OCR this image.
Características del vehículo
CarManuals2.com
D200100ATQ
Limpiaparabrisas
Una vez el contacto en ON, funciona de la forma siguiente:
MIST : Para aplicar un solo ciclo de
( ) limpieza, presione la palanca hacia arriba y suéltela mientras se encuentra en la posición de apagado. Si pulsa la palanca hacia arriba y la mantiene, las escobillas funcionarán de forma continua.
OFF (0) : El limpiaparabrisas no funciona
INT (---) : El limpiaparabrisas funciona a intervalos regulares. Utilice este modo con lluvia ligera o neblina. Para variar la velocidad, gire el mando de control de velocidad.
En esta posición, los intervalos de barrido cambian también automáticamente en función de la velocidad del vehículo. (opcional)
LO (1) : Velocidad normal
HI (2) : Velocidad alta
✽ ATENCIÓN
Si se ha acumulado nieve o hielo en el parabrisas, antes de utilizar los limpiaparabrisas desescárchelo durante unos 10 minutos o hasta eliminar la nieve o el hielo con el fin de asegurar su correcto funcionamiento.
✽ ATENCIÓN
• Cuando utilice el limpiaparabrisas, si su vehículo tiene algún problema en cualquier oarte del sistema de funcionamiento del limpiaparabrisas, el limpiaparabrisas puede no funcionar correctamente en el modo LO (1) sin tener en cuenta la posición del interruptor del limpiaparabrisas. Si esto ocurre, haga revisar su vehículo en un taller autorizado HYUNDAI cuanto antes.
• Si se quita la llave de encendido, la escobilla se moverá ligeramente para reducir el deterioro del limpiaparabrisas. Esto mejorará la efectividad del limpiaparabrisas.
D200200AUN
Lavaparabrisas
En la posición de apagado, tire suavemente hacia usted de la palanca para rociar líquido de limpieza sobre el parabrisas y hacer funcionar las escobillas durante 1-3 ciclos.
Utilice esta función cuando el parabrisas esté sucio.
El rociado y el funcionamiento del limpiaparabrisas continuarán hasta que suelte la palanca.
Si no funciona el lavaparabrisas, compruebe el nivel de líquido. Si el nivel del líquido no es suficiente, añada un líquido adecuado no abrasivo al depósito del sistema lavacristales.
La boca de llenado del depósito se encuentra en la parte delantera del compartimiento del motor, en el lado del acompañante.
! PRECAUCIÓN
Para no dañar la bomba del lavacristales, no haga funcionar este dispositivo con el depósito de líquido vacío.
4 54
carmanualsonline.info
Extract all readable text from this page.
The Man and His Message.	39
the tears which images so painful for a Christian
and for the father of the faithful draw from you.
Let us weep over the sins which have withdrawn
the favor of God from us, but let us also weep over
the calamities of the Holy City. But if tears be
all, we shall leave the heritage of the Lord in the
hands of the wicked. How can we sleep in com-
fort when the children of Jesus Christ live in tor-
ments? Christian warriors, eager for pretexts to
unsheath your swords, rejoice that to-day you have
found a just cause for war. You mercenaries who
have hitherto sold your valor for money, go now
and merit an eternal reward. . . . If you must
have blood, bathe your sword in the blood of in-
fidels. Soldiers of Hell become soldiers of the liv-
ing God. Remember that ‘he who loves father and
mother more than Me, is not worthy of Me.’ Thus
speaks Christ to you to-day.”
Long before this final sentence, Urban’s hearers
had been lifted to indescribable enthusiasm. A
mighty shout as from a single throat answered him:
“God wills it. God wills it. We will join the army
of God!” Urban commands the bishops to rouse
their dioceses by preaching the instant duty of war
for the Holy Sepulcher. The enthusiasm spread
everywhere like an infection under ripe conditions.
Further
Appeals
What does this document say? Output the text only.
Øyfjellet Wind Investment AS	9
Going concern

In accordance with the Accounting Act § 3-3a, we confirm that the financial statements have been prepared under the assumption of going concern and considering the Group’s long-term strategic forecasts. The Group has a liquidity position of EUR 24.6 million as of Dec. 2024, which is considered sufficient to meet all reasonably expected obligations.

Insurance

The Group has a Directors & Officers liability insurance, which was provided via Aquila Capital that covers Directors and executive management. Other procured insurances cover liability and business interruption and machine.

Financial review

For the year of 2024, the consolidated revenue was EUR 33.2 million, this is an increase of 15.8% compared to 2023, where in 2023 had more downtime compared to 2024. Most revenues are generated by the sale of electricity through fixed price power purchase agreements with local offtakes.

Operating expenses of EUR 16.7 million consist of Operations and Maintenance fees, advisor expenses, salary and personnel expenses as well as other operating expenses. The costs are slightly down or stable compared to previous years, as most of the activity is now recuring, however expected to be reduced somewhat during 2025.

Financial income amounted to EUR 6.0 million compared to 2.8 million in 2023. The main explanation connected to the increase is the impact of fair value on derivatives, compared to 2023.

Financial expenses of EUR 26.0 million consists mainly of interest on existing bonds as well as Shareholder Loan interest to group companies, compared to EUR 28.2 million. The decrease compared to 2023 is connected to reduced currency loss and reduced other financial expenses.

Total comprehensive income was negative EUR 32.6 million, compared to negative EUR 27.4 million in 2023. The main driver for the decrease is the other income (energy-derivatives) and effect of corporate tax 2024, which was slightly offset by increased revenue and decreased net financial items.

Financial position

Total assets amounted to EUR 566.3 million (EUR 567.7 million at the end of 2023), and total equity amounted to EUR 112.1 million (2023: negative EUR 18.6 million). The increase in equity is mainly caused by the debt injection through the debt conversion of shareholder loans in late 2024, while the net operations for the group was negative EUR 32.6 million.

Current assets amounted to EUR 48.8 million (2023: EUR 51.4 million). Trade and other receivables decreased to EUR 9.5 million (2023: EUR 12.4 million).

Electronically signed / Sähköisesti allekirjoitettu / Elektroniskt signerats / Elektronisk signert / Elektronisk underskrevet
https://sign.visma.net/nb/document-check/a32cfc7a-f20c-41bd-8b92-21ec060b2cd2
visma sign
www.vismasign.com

— WHAT IS EXPECTED —
Reproduce all the records precisely.

— RESPONSE TO THIS TASK —
OCR this image.
Características del vehículo
CarManuals2.com
D200100ATQ
Limpiaparabrisas
Una vez el contacto en ON, funciona de la forma siguiente:
MIST : Para aplicar un solo ciclo de
( ) limpieza, presione la palanca hacia arriba y suéltela mientras se encuentra en la posición de apagado. Si pulsa la palanca hacia arriba y la mantiene, las escobillas funcionarán de forma continua.
OFF (0) : El limpiaparabrisas no funciona
INT (---) : El limpiaparabrisas funciona a intervalos regulares. Utilice este modo con lluvia ligera o neblina. Para variar la velocidad, gire el mando de control de velocidad.
En esta posición, los intervalos de barrido cambian también automáticamente en función de la velocidad del vehículo. (opcional)
LO (1) : Velocidad normal
HI (2) : Velocidad alta
✽ ATENCIÓN
Si se ha acumulado nieve o hielo en el parabrisas, antes de utilizar los limpiaparabrisas desescárchelo durante unos 10 minutos o hasta eliminar la nieve o el hielo con el fin de asegurar su correcto funcionamiento.
✽ ATENCIÓN
• Cuando utilice el limpiaparabrisas, si su vehículo tiene algún problema en cualquier oarte del sistema de funcionamiento del limpiaparabrisas, el limpiaparabrisas puede no funcionar correctamente en el modo LO (1) sin tener en cuenta la posición del interruptor del limpiaparabrisas. Si esto ocurre, haga revisar su vehículo en un taller autorizado HYUNDAI cuanto antes.
• Si se quita la llave de encendido, la escobilla se moverá ligeramente para reducir el deterioro del limpiaparabrisas. Esto mejorará la efectividad del limpiaparabrisas.
D200200AUN
Lavaparabrisas
En la posición de apagado, tire suavemente hacia usted de la palanca para rociar líquido de limpieza sobre el parabrisas y hacer funcionar las escobillas durante 1-3 ciclos.
Utilice esta función cuando el parabrisas esté sucio.
El rociado y el funcionamiento del limpiaparabrisas continuarán hasta que suelte la palanca.
Si no funciona el lavaparabrisas, compruebe el nivel de líquido. Si el nivel del líquido no es suficiente, añada un líquido adecuado no abrasivo al depósito del sistema lavacristales.
La boca de llenado del depósito se encuentra en la parte delantera del compartimiento del motor, en el lado del acompañante.
! PRECAUCIÓN
Para no dañar la bomba del lavacristales, no haga funcionar este dispositivo con el depósito de líquido vacío.
4 54
carmanualsonline.info
Extract all readable text from this page.
The Man and His Message.	39
the tears which images so painful for a Christian
and for the father of the faithful draw from you.
Let us weep over the sins which have withdrawn
the favor of God from us, but let us also weep over
the calamities of the Holy City. But if tears be
all, we shall leave the heritage of the Lord in the
hands of the wicked. How can we sleep in com-
fort when the children of Jesus Christ live in tor-
ments? Christian warriors, eager for pretexts to
unsheath your swords, rejoice that to-day you have
found a just cause for war. You mercenaries who
have hitherto sold your valor for money, go now
and merit an eternal reward. . . . If you must
have blood, bathe your sword in the blood of in-
fidels. Soldiers of Hell become soldiers of the liv-
ing God. Remember that ‘he who loves father and
mother more than Me, is not worthy of Me.’ Thus
speaks Christ to you to-day.”
Long before this final sentence, Urban’s hearers
had been lifted to indescribable enthusiasm. A
mighty shout as from a single throat answered him:
“God wills it. God wills it. We will join the army
of God!” Urban commands the bishops to rouse
their dioceses by preaching the instant duty of war
for the Holy Sepulcher. The enthusiasm spread
everywhere like an infection under ripe conditions.
Further
Appeals
What does this document say? Output the text only.
Øyfjellet Wind Investment AS	9
Going concern

In accordance with the Accounting Act § 3-3a, we confirm that the financial statements have been prepared under the assumption of going concern and considering the Group’s long-term strategic forecasts. The Group has a liquidity position of EUR 24.6 million as of Dec. 2024, which is considered sufficient to meet all reasonably expected obligations.

Insurance

The Group has a Directors & Officers liability insurance, which was provided via Aquila Capital that covers Directors and executive management. Other procured insurances cover liability and business interruption and machine.

Financial review

For the year of 2024, the consolidated revenue was EUR 33.2 million, this is an increase of 15.8% compared to 2023, where in 2023 had more downtime compared to 2024. Most revenues are generated by the sale of electricity through fixed price power purchase agreements with local offtakes.

Operating expenses of EUR 16.7 million consist of Operations and Maintenance fees, advisor expenses, salary and personnel expenses as well as other operating expenses. The costs are slightly down or stable compared to previous years, as most of the activity is now recuring, however expected to be reduced somewhat during 2025.

Financial income amounted to EUR 6.0 million compared to 2.8 million in 2023. The main explanation connected to the increase is the impact of fair value on derivatives, compared to 2023.

Financial expenses of EUR 26.0 million consists mainly of interest on existing bonds as well as Shareholder Loan interest to group companies, compared to EUR 28.2 million. The decrease compared to 2023 is connected to reduced currency loss and reduced other financial expenses.

Total comprehensive income was negative EUR 32.6 million, compared to negative EUR 27.4 million in 2023. The main driver for the decrease is the other income (energy-derivatives) and effect of corporate tax 2024, which was slightly offset by increased revenue and decreased net financial items.

Financial position

Total assets amounted to EUR 566.3 million (EUR 567.7 million at the end of 2023), and total equity amounted to EUR 112.1 million (2023: negative EUR 18.6 million). The increase in equity is mainly caused by the debt injection through the debt conversion of shareholder loans in late 2024, while the net operations for the group was negative EUR 32.6 million.

Current assets amounted to EUR 48.8 million (2023: EUR 51.4 million). Trade and other receivables decreased to EUR 9.5 million (2023: EUR 12.4 million).

Electronically signed / Sähköisesti allekirjoitettu / Elektroniskt signerats / Elektronisk signert / Elektronisk underskrevet
https://sign.visma.net/nb/document-check/a32cfc7a-f20c-41bd-8b92-21ec060b2cd2
visma sign
www.vismasign.com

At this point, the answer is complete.